====== RECORDS

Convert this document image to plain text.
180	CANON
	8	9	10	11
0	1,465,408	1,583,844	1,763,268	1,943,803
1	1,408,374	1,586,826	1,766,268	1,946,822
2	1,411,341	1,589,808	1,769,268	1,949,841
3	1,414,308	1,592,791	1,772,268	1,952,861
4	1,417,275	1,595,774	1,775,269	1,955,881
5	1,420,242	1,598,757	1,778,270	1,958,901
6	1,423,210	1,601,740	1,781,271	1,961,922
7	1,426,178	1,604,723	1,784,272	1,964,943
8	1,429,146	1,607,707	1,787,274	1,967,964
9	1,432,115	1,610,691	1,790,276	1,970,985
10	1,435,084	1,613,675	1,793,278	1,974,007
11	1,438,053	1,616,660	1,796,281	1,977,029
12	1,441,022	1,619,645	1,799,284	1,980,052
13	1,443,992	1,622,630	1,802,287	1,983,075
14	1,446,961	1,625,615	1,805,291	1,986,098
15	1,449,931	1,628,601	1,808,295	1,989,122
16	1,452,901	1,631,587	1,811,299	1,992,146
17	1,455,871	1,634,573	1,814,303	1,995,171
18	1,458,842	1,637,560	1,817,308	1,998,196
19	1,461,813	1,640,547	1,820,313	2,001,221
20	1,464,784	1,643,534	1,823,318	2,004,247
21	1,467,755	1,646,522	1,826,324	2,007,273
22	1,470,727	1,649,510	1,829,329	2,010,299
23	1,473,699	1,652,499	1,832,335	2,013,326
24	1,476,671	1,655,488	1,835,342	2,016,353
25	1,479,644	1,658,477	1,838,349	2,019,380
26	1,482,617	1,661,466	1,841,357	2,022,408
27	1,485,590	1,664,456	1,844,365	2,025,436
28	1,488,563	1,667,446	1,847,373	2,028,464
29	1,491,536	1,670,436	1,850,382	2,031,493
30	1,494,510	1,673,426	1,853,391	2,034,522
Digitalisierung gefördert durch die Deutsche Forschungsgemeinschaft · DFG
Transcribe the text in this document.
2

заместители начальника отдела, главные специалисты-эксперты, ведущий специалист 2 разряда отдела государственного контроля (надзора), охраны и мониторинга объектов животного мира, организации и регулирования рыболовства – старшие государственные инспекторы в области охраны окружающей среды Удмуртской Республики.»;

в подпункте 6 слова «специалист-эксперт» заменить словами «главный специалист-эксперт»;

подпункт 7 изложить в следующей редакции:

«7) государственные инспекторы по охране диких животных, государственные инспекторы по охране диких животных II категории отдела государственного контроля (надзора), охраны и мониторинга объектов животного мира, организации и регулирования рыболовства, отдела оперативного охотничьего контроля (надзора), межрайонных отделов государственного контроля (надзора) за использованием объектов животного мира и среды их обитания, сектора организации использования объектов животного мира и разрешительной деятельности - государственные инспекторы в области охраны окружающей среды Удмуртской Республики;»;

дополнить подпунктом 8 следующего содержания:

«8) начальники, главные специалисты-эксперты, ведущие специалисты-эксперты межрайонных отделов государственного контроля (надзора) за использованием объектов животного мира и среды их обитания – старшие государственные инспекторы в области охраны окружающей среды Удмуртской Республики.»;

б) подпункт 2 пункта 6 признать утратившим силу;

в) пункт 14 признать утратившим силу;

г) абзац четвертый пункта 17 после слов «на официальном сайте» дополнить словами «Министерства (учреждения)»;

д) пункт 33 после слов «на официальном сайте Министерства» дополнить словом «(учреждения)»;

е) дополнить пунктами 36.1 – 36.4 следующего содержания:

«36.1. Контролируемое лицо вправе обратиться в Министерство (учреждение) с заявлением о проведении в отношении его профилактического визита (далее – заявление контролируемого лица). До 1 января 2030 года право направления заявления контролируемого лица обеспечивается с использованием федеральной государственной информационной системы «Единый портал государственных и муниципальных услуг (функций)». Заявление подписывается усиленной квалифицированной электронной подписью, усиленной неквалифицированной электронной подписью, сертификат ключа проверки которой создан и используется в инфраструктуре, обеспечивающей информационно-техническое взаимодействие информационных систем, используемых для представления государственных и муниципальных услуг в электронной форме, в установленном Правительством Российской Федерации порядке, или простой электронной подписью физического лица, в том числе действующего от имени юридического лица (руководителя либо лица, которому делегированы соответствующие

============

Reproduce the material above without altering a single character.

### REPLY TO THE TASK
Convert this document image to plain text.
180	CANON
	8	9	10	11
0	1,465,408	1,583,844	1,763,268	1,943,803
1	1,408,374	1,586,826	1,766,268	1,946,822
2	1,411,341	1,589,808	1,769,268	1,949,841
3	1,414,308	1,592,791	1,772,268	1,952,861
4	1,417,275	1,595,774	1,775,269	1,955,881
5	1,420,242	1,598,757	1,778,270	1,958,901
6	1,423,210	1,601,740	1,781,271	1,961,922
7	1,426,178	1,604,723	1,784,272	1,964,943
8	1,429,146	1,607,707	1,787,274	1,967,964
9	1,432,115	1,610,691	1,790,276	1,970,985
10	1,435,084	1,613,675	1,793,278	1,974,007
11	1,438,053	1,616,660	1,796,281	1,977,029
12	1,441,022	1,619,645	1,799,284	1,980,052
13	1,443,992	1,622,630	1,802,287	1,983,075
14	1,446,961	1,625,615	1,805,291	1,986,098
15	1,449,931	1,628,601	1,808,295	1,989,122
16	1,452,901	1,631,587	1,811,299	1,992,146
17	1,455,871	1,634,573	1,814,303	1,995,171
18	1,458,842	1,637,560	1,817,308	1,998,196
19	1,461,813	1,640,547	1,820,313	2,001,221
20	1,464,784	1,643,534	1,823,318	2,004,247
21	1,467,755	1,646,522	1,826,324	2,007,273
22	1,470,727	1,649,510	1,829,329	2,010,299
23	1,473,699	1,652,499	1,832,335	2,013,326
24	1,476,671	1,655,488	1,835,342	2,016,353
25	1,479,644	1,658,477	1,838,349	2,019,380
26	1,482,617	1,661,466	1,841,357	2,022,408
27	1,485,590	1,664,456	1,844,365	2,025,436
28	1,488,563	1,667,446	1,847,373	2,028,464
29	1,491,536	1,670,436	1,850,382	2,031,493
30	1,494,510	1,673,426	1,853,391	2,034,522
Digitalisierung gefördert durch die Deutsche Forschungsgemeinschaft · DFG
Transcribe the text in this document.
2

заместители начальника отдела, главные специалисты-эксперты, ведущий специалист 2 разряда отдела государственного контроля (надзора), охраны и мониторинга объектов животного мира, организации и регулирования рыболовства – старшие государственные инспекторы в области охраны окружающей среды Удмуртской Республики.»;

в подпункте 6 слова «специалист-эксперт» заменить словами «главный специалист-эксперт»;

подпункт 7 изложить в следующей редакции:

«7) государственные инспекторы по охране диких животных, государственные инспекторы по охране диких животных II категории отдела государственного контроля (надзора), охраны и мониторинга объектов животного мира, организации и регулирования рыболовства, отдела оперативного охотничьего контроля (надзора), межрайонных отделов государственного контроля (надзора) за использованием объектов животного мира и среды их обитания, сектора организации использования объектов животного мира и разрешительной деятельности - государственные инспекторы в области охраны окружающей среды Удмуртской Республики;»;

дополнить подпунктом 8 следующего содержания:

«8) начальники, главные специалисты-эксперты, ведущие специалисты-эксперты межрайонных отделов государственного контроля (надзора) за использованием объектов животного мира и среды их обитания – старшие государственные инспекторы в области охраны окружающей среды Удмуртской Республики.»;

б) подпункт 2 пункта 6 признать утратившим силу;

в) пункт 14 признать утратившим силу;

г) абзац четвертый пункта 17 после слов «на официальном сайте» дополнить словами «Министерства (учреждения)»;

д) пункт 33 после слов «на официальном сайте Министерства» дополнить словом «(учреждения)»;

е) дополнить пунктами 36.1 – 36.4 следующего содержания:

«36.1. Контролируемое лицо вправе обратиться в Министерство (учреждение) с заявлением о проведении в отношении его профилактического визита (далее – заявление контролируемого лица). До 1 января 2030 года право направления заявления контролируемого лица обеспечивается с использованием федеральной государственной информационной системы «Единый портал государственных и муниципальных услуг (функций)». Заявление подписывается усиленной квалифицированной электронной подписью, усиленной неквалифицированной электронной подписью, сертификат ключа проверки которой создан и используется в инфраструктуре, обеспечивающей информационно-техническое взаимодействие информационных систем, используемых для представления государственных и муниципальных услуг в электронной форме, в установленном Правительством Российской Федерации порядке, или простой электронной подписью физического лица, в том числе действующего от имени юридического лица (руководителя либо лица, которому делегированы соответствующие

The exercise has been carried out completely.